Stored data entries
+-------+
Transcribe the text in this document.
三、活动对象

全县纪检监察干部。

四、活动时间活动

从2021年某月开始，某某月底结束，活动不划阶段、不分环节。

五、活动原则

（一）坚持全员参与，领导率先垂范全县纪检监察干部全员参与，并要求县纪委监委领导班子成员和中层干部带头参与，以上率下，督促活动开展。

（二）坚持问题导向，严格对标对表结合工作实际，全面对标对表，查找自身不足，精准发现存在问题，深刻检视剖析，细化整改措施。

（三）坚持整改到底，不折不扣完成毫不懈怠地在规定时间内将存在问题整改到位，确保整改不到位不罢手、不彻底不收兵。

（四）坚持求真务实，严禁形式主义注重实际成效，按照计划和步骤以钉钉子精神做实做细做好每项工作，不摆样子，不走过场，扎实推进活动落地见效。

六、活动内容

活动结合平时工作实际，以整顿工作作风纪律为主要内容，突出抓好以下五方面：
+-------+
> [PROBLEM TO WORK ON] Reproduce the full listing word for word.

> [COMPLETED EXERCISE]
Transcribe the text in this document.
三、活动对象

全县纪检监察干部。

四、活动时间活动

从2021年某月开始，某某月底结束，活动不划阶段、不分环节。

五、活动原则

（一）坚持全员参与，领导率先垂范全县纪检监察干部全员参与，并要求县纪委监委领导班子成员和中层干部带头参与，以上率下，督促活动开展。

（二）坚持问题导向，严格对标对表结合工作实际，全面对标对表，查找自身不足，精准发现存在问题，深刻检视剖析，细化整改措施。

（三）坚持整改到底，不折不扣完成毫不懈怠地在规定时间内将存在问题整改到位，确保整改不到位不罢手、不彻底不收兵。

（四）坚持求真务实，严禁形式主义注重实际成效，按照计划和步骤以钉钉子精神做实做细做好每项工作，不摆样子，不走过场，扎实推进活动落地见效。

六、活动内容

活动结合平时工作实际，以整顿工作作风纪律为主要内容，突出抓好以下五方面：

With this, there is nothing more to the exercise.